>> Start Provided entries

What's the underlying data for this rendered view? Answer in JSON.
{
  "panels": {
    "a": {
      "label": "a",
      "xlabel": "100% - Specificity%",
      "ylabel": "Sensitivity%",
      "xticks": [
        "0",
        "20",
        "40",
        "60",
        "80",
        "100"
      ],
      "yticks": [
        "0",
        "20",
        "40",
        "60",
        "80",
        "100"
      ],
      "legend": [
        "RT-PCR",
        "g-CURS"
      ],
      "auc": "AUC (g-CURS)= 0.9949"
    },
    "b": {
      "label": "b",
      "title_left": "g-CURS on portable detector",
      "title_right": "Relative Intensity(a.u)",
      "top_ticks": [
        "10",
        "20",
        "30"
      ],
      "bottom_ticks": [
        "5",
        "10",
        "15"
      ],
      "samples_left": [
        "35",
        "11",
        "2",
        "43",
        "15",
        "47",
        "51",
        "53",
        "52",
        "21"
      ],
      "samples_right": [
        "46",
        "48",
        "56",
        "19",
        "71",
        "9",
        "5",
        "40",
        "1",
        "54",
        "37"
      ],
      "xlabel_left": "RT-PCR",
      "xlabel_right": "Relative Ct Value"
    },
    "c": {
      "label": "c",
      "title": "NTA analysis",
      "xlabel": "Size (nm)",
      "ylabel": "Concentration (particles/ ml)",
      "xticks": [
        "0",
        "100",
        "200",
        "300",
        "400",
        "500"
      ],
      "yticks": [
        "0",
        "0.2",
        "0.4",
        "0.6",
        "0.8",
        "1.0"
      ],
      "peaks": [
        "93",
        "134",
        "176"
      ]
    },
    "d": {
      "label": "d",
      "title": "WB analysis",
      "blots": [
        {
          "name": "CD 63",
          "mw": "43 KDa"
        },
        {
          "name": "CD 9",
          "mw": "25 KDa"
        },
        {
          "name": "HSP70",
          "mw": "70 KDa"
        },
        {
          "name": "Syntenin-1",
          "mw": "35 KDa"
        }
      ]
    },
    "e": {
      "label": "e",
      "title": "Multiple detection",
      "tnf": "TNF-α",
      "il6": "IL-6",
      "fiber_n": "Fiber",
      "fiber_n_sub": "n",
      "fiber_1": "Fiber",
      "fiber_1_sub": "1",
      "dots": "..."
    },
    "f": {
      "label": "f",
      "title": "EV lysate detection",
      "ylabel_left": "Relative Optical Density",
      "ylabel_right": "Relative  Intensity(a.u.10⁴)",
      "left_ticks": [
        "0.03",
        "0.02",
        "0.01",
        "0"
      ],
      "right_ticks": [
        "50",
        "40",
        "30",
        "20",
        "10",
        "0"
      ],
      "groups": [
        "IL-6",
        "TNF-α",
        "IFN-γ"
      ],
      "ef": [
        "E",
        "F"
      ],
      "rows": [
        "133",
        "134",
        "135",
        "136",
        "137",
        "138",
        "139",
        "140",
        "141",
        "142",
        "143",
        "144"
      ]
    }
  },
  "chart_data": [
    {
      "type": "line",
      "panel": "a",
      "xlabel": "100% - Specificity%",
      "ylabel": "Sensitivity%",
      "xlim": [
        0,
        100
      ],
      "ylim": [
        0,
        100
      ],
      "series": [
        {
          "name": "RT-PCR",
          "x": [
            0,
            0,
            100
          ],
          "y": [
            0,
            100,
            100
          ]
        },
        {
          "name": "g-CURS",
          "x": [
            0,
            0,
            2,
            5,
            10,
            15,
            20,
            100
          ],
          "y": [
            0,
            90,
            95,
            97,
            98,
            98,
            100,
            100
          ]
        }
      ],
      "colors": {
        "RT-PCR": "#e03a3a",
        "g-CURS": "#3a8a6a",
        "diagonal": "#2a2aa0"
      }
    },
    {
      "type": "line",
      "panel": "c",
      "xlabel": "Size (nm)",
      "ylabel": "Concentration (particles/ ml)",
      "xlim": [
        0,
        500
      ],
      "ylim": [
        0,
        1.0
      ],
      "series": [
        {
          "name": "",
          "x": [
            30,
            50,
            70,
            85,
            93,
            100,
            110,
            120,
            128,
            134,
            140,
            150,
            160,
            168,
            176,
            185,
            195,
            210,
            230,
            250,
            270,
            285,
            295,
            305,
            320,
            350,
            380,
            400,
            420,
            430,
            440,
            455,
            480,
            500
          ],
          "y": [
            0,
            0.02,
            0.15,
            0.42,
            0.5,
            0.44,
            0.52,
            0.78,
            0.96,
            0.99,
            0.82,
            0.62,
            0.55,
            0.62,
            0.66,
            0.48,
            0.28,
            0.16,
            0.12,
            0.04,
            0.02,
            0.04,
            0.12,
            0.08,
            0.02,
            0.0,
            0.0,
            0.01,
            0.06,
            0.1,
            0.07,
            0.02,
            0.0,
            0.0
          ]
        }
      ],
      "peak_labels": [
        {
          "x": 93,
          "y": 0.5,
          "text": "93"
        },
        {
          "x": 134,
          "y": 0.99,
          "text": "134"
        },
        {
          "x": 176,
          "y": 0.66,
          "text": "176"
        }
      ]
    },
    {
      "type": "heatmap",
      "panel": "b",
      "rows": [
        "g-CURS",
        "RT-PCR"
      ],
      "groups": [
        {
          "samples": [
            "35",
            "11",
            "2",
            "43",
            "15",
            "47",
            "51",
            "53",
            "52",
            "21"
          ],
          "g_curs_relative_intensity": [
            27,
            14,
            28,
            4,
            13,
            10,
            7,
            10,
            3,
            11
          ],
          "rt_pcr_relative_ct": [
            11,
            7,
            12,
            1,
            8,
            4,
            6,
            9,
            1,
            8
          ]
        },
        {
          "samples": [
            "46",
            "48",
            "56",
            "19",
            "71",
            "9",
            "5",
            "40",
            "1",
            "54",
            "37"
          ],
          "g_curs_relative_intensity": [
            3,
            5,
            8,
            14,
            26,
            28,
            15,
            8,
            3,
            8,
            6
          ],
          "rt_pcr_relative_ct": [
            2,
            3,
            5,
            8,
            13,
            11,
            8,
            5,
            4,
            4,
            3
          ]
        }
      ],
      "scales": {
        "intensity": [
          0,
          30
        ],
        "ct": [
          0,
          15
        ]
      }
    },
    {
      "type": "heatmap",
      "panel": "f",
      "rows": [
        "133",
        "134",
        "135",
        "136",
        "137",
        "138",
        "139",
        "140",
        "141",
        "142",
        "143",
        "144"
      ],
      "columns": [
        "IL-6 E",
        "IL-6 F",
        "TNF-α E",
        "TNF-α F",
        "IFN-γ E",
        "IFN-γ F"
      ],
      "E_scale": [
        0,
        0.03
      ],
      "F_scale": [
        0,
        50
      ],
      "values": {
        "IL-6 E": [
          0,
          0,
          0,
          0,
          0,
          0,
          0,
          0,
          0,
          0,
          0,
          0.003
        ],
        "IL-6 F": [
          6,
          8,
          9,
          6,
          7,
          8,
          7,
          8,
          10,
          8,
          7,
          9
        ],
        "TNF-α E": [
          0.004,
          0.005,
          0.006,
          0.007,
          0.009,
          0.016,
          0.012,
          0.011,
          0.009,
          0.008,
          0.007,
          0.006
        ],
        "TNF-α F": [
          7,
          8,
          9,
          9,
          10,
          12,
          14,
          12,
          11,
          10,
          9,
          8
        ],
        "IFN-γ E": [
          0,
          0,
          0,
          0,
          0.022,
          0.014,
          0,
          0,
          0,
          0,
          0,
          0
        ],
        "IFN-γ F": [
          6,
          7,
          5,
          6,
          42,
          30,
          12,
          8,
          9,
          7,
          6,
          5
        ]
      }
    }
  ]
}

>> End Provided entries

* _Required task_: Tally up the lines in the records containing the word "name", then give the count and nothing else.

* _Exercise result_: 7